## [WRITTEN INSTRUCTION]
Reproduce all lines of the listing below in which the word "right" occurs.

# DATASET start

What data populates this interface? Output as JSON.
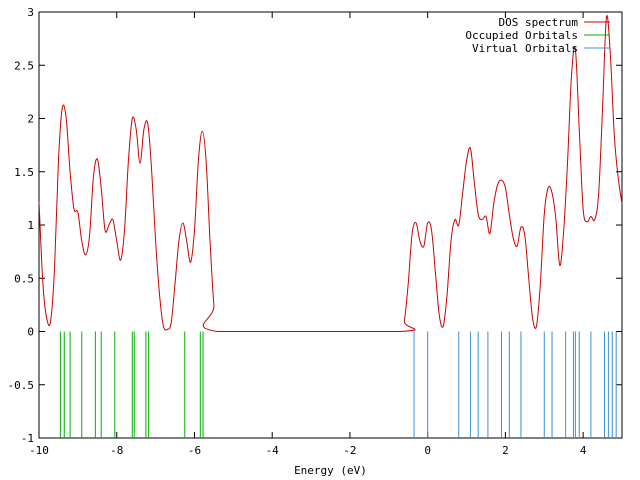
{
  "chart_data": {
    "type": "line",
    "title": "",
    "xlabel": "Energy (eV)",
    "ylabel": "",
    "xlim": [
      -10,
      5
    ],
    "ylim": [
      -1,
      3
    ],
    "grid": false,
    "legend_position": "top-right",
    "xticks": [
      -10,
      -8,
      -6,
      -4,
      -2,
      0,
      2,
      4
    ],
    "xtick_labels": [
      "-10",
      "-8",
      "-6",
      "-4",
      "-2",
      "0",
      "2",
      "4"
    ],
    "yticks": [
      -1,
      -0.5,
      0,
      0.5,
      1,
      1.5,
      2,
      2.5,
      3
    ],
    "ytick_labels": [
      "-1",
      "-0.5",
      "0",
      "0.5",
      "1",
      "1.5",
      "2",
      "2.5",
      "3"
    ],
    "series": [
      {
        "name": "DOS spectrum",
        "color": "#cc0000",
        "style": "curve",
        "x": [
          -10,
          -9.9,
          -9.8,
          -9.7,
          -9.6,
          -9.5,
          -9.4,
          -9.3,
          -9.2,
          -9.1,
          -9.0,
          -8.9,
          -8.8,
          -8.7,
          -8.6,
          -8.5,
          -8.4,
          -8.3,
          -8.2,
          -8.1,
          -8.0,
          -7.9,
          -7.8,
          -7.7,
          -7.6,
          -7.5,
          -7.4,
          -7.3,
          -7.2,
          -7.1,
          -7.0,
          -6.9,
          -6.8,
          -6.7,
          -6.6,
          -6.5,
          -6.4,
          -6.3,
          -6.2,
          -6.1,
          -6.0,
          -5.9,
          -5.8,
          -5.7,
          -5.6,
          -5.5,
          -5.4,
          -0.7,
          -0.6,
          -0.5,
          -0.4,
          -0.3,
          -0.2,
          -0.1,
          0.0,
          0.1,
          0.2,
          0.3,
          0.4,
          0.5,
          0.6,
          0.7,
          0.8,
          0.9,
          1.0,
          1.1,
          1.2,
          1.3,
          1.4,
          1.5,
          1.6,
          1.7,
          1.8,
          1.9,
          2.0,
          2.1,
          2.2,
          2.3,
          2.4,
          2.5,
          2.6,
          2.7,
          2.8,
          2.9,
          3.0,
          3.1,
          3.2,
          3.3,
          3.4,
          3.5,
          3.6,
          3.7,
          3.8,
          3.9,
          4.0,
          4.1,
          4.2,
          4.3,
          4.4,
          4.5,
          4.6,
          4.7,
          4.8,
          4.9,
          5.0
        ],
        "y": [
          1.22,
          0.45,
          0.12,
          0.1,
          0.6,
          1.6,
          2.1,
          2.0,
          1.5,
          1.15,
          1.12,
          0.85,
          0.72,
          0.9,
          1.45,
          1.62,
          1.35,
          0.95,
          1.0,
          1.05,
          0.85,
          0.67,
          0.95,
          1.6,
          2.0,
          1.9,
          1.58,
          1.9,
          1.95,
          1.5,
          0.85,
          0.35,
          0.05,
          0.02,
          0.08,
          0.45,
          0.85,
          1.02,
          0.85,
          0.65,
          0.95,
          1.6,
          1.88,
          1.6,
          0.85,
          0.25,
          0.0,
          0.0,
          0.1,
          0.45,
          0.92,
          1.02,
          0.85,
          0.8,
          1.02,
          0.95,
          0.55,
          0.15,
          0.05,
          0.35,
          0.85,
          1.05,
          1.0,
          1.3,
          1.6,
          1.72,
          1.4,
          1.1,
          1.05,
          1.08,
          0.92,
          1.2,
          1.38,
          1.42,
          1.35,
          1.1,
          0.88,
          0.8,
          0.98,
          0.9,
          0.5,
          0.12,
          0.05,
          0.45,
          1.1,
          1.35,
          1.3,
          1.05,
          0.62,
          0.95,
          1.6,
          2.4,
          2.65,
          1.9,
          1.15,
          1.03,
          1.08,
          1.05,
          1.3,
          2.1,
          2.95,
          2.6,
          1.85,
          1.45,
          1.2
        ]
      },
      {
        "name": "Occupied Orbitals",
        "color": "#00b000",
        "style": "sticks",
        "x": [
          -9.45,
          -9.35,
          -9.2,
          -8.9,
          -8.55,
          -8.4,
          -8.05,
          -7.6,
          -7.55,
          -7.25,
          -7.18,
          -6.25,
          -5.85,
          -5.78
        ]
      },
      {
        "name": "Virtual Orbitals",
        "color": "#3d8fd6",
        "style": "sticks",
        "x": [
          -0.35,
          0.0,
          0.8,
          1.1,
          1.3,
          1.55,
          1.9,
          2.1,
          2.4,
          3.0,
          3.2,
          3.55,
          3.75,
          3.8,
          3.9,
          4.2,
          4.55,
          4.65,
          4.75,
          4.85
        ]
      }
    ],
    "stick_range": [
      -1,
      0
    ]
  }
}
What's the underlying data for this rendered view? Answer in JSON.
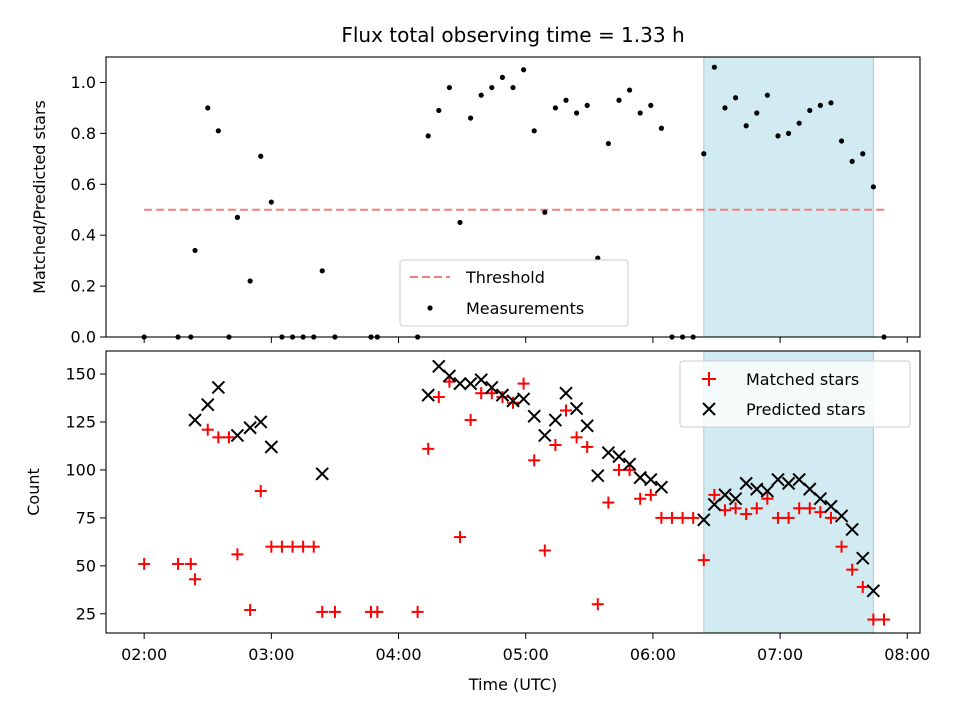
{
  "chart_data": [
    {
      "type": "scatter",
      "title": "Flux total observing time = 1.33 h",
      "xlabel": "",
      "ylabel": "Matched/Predicted stars",
      "ylim": [
        0,
        1.1
      ],
      "yticks": [
        "0.0",
        "0.2",
        "0.4",
        "0.6",
        "0.8",
        "1.0"
      ],
      "shaded_interval": [
        "06:24",
        "07:44"
      ],
      "shaded_color": "#add8e6",
      "threshold": {
        "name": "Threshold",
        "y": 0.5,
        "x_range": [
          "02:00",
          "07:50"
        ],
        "color": "#f08080"
      },
      "series": [
        {
          "name": "Measurements",
          "color": "#000000",
          "points": [
            [
              "02:00",
              0.0
            ],
            [
              "02:16",
              0.0
            ],
            [
              "02:22",
              0.0
            ],
            [
              "02:24",
              0.34
            ],
            [
              "02:30",
              0.9
            ],
            [
              "02:35",
              0.81
            ],
            [
              "02:40",
              0.0
            ],
            [
              "02:44",
              0.47
            ],
            [
              "02:50",
              0.22
            ],
            [
              "02:55",
              0.71
            ],
            [
              "03:00",
              0.53
            ],
            [
              "03:05",
              0.0
            ],
            [
              "03:10",
              0.0
            ],
            [
              "03:15",
              0.0
            ],
            [
              "03:20",
              0.0
            ],
            [
              "03:24",
              0.26
            ],
            [
              "03:30",
              0.0
            ],
            [
              "03:47",
              0.0
            ],
            [
              "03:50",
              0.0
            ],
            [
              "04:09",
              0.0
            ],
            [
              "04:14",
              0.79
            ],
            [
              "04:19",
              0.89
            ],
            [
              "04:24",
              0.98
            ],
            [
              "04:29",
              0.45
            ],
            [
              "04:34",
              0.86
            ],
            [
              "04:39",
              0.95
            ],
            [
              "04:44",
              0.98
            ],
            [
              "04:49",
              1.02
            ],
            [
              "04:54",
              0.98
            ],
            [
              "04:59",
              1.05
            ],
            [
              "05:04",
              0.81
            ],
            [
              "05:09",
              0.49
            ],
            [
              "05:14",
              0.9
            ],
            [
              "05:19",
              0.93
            ],
            [
              "05:24",
              0.88
            ],
            [
              "05:29",
              0.91
            ],
            [
              "05:34",
              0.31
            ],
            [
              "05:39",
              0.76
            ],
            [
              "05:44",
              0.93
            ],
            [
              "05:49",
              0.97
            ],
            [
              "05:54",
              0.88
            ],
            [
              "05:59",
              0.91
            ],
            [
              "06:04",
              0.82
            ],
            [
              "06:09",
              0.0
            ],
            [
              "06:14",
              0.0
            ],
            [
              "06:19",
              0.0
            ],
            [
              "06:24",
              0.72
            ],
            [
              "06:29",
              1.06
            ],
            [
              "06:34",
              0.9
            ],
            [
              "06:39",
              0.94
            ],
            [
              "06:44",
              0.83
            ],
            [
              "06:49",
              0.88
            ],
            [
              "06:54",
              0.95
            ],
            [
              "06:59",
              0.79
            ],
            [
              "07:04",
              0.8
            ],
            [
              "07:09",
              0.84
            ],
            [
              "07:14",
              0.89
            ],
            [
              "07:19",
              0.91
            ],
            [
              "07:24",
              0.92
            ],
            [
              "07:29",
              0.77
            ],
            [
              "07:34",
              0.69
            ],
            [
              "07:39",
              0.72
            ],
            [
              "07:44",
              0.59
            ],
            [
              "07:49",
              0.0
            ]
          ]
        }
      ],
      "legend": {
        "position": "bottom-center",
        "entries": [
          "Threshold",
          "Measurements"
        ]
      }
    },
    {
      "type": "scatter",
      "title": "",
      "xlabel": "Time (UTC)",
      "ylabel": "Count",
      "ylim": [
        15,
        162
      ],
      "yticks": [
        "25",
        "50",
        "75",
        "100",
        "125",
        "150"
      ],
      "xticks": [
        "02:00",
        "03:00",
        "04:00",
        "05:00",
        "06:00",
        "07:00",
        "08:00"
      ],
      "shaded_interval": [
        "06:24",
        "07:44"
      ],
      "series": [
        {
          "name": "Matched stars",
          "marker": "plus",
          "color": "#ff0000",
          "points": [
            [
              "02:00",
              51
            ],
            [
              "02:16",
              51
            ],
            [
              "02:22",
              51
            ],
            [
              "02:24",
              43
            ],
            [
              "02:30",
              121
            ],
            [
              "02:35",
              117
            ],
            [
              "02:40",
              117
            ],
            [
              "02:44",
              56
            ],
            [
              "02:50",
              27
            ],
            [
              "02:55",
              89
            ],
            [
              "03:00",
              60
            ],
            [
              "03:05",
              60
            ],
            [
              "03:10",
              60
            ],
            [
              "03:15",
              60
            ],
            [
              "03:20",
              60
            ],
            [
              "03:24",
              26
            ],
            [
              "03:30",
              26
            ],
            [
              "03:47",
              26
            ],
            [
              "03:50",
              26
            ],
            [
              "04:09",
              26
            ],
            [
              "04:14",
              111
            ],
            [
              "04:19",
              138
            ],
            [
              "04:24",
              146
            ],
            [
              "04:29",
              65
            ],
            [
              "04:34",
              126
            ],
            [
              "04:39",
              140
            ],
            [
              "04:44",
              140
            ],
            [
              "04:49",
              138
            ],
            [
              "04:54",
              135
            ],
            [
              "04:59",
              145
            ],
            [
              "05:04",
              105
            ],
            [
              "05:09",
              58
            ],
            [
              "05:14",
              113
            ],
            [
              "05:19",
              131
            ],
            [
              "05:24",
              117
            ],
            [
              "05:29",
              112
            ],
            [
              "05:34",
              30
            ],
            [
              "05:39",
              83
            ],
            [
              "05:44",
              100
            ],
            [
              "05:49",
              100
            ],
            [
              "05:54",
              85
            ],
            [
              "05:59",
              87
            ],
            [
              "06:04",
              75
            ],
            [
              "06:09",
              75
            ],
            [
              "06:14",
              75
            ],
            [
              "06:19",
              75
            ],
            [
              "06:24",
              53
            ],
            [
              "06:29",
              87
            ],
            [
              "06:34",
              79
            ],
            [
              "06:39",
              80
            ],
            [
              "06:44",
              77
            ],
            [
              "06:49",
              80
            ],
            [
              "06:54",
              85
            ],
            [
              "06:59",
              75
            ],
            [
              "07:04",
              75
            ],
            [
              "07:09",
              80
            ],
            [
              "07:14",
              80
            ],
            [
              "07:19",
              78
            ],
            [
              "07:24",
              75
            ],
            [
              "07:29",
              60
            ],
            [
              "07:34",
              48
            ],
            [
              "07:39",
              39
            ],
            [
              "07:44",
              22
            ],
            [
              "07:49",
              22
            ]
          ]
        },
        {
          "name": "Predicted stars",
          "marker": "x",
          "color": "#000000",
          "points": [
            [
              "02:24",
              126
            ],
            [
              "02:30",
              134
            ],
            [
              "02:35",
              143
            ],
            [
              "02:44",
              118
            ],
            [
              "02:50",
              122
            ],
            [
              "02:55",
              125
            ],
            [
              "03:00",
              112
            ],
            [
              "03:24",
              98
            ],
            [
              "04:14",
              139
            ],
            [
              "04:19",
              154
            ],
            [
              "04:24",
              149
            ],
            [
              "04:29",
              145
            ],
            [
              "04:34",
              145
            ],
            [
              "04:39",
              147
            ],
            [
              "04:44",
              143
            ],
            [
              "04:49",
              139
            ],
            [
              "04:54",
              136
            ],
            [
              "04:59",
              137
            ],
            [
              "05:04",
              128
            ],
            [
              "05:09",
              118
            ],
            [
              "05:14",
              126
            ],
            [
              "05:19",
              140
            ],
            [
              "05:24",
              132
            ],
            [
              "05:29",
              123
            ],
            [
              "05:34",
              97
            ],
            [
              "05:39",
              109
            ],
            [
              "05:44",
              107
            ],
            [
              "05:49",
              103
            ],
            [
              "05:54",
              96
            ],
            [
              "05:59",
              95
            ],
            [
              "06:04",
              91
            ],
            [
              "06:24",
              74
            ],
            [
              "06:29",
              82
            ],
            [
              "06:34",
              87
            ],
            [
              "06:39",
              85
            ],
            [
              "06:44",
              93
            ],
            [
              "06:49",
              90
            ],
            [
              "06:54",
              89
            ],
            [
              "06:59",
              95
            ],
            [
              "07:04",
              93
            ],
            [
              "07:09",
              95
            ],
            [
              "07:14",
              90
            ],
            [
              "07:19",
              85
            ],
            [
              "07:24",
              81
            ],
            [
              "07:29",
              76
            ],
            [
              "07:34",
              69
            ],
            [
              "07:39",
              54
            ],
            [
              "07:44",
              37
            ]
          ]
        }
      ],
      "legend": {
        "position": "top-right",
        "entries": [
          "Matched stars",
          "Predicted stars"
        ]
      }
    }
  ]
}
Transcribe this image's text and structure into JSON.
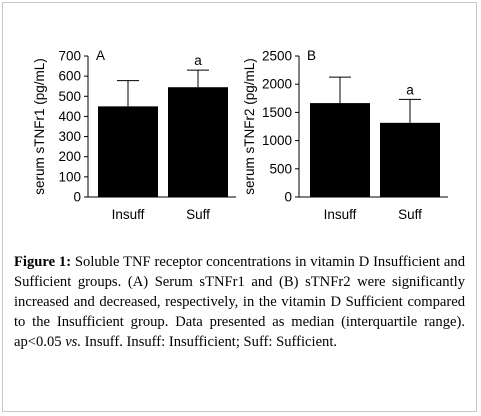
{
  "figure": {
    "caption": {
      "label": "Figure 1:",
      "text_1": " Soluble TNF receptor concentrations in vitamin D Insufficient and Sufficient groups. (A) Serum sTNFr1 and (B) sTNFr2 were significantly increased and decreased, respectively, in the vitamin D Sufficient compared to the Insufficient group. Data presented as median (interquartile range). ap<0.05 ",
      "italic": "vs.",
      "text_2": " Insuff. Insuff: Insufficient; Suff: Sufficient."
    },
    "colors": {
      "bar": "#000000",
      "axis": "#000000",
      "frame": "#c8c8c8"
    }
  },
  "chart_data": [
    {
      "type": "bar",
      "panel": "A",
      "categories": [
        "Insuff",
        "Suff"
      ],
      "values": [
        450,
        545
      ],
      "error_upper": [
        578,
        630
      ],
      "annotations": [
        "",
        "a"
      ],
      "ylabel": "serum sTNFr1 (pg/mL)",
      "ylim": [
        0,
        700
      ],
      "yticks": [
        0,
        100,
        200,
        300,
        400,
        500,
        600,
        700
      ],
      "ytick_labels": [
        "0",
        "100",
        "200",
        "300",
        "400",
        "500",
        "600",
        "700"
      ],
      "grid": false
    },
    {
      "type": "bar",
      "panel": "B",
      "categories": [
        "Insuff",
        "Suff"
      ],
      "values": [
        1665,
        1315
      ],
      "error_upper": [
        2125,
        1730
      ],
      "annotations": [
        "",
        "a"
      ],
      "ylabel": "serum sTNFr2 (pg/mL)",
      "ylim": [
        0,
        2500
      ],
      "yticks": [
        0,
        500,
        1000,
        1500,
        2000,
        2500
      ],
      "ytick_labels": [
        "0",
        "500",
        "1000",
        "1500",
        "2000",
        "2500"
      ],
      "grid": false
    }
  ]
}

# DATASET end

## [CORRECT ANSWER]
    "legend_position": "top-right",
        "position": "top-right",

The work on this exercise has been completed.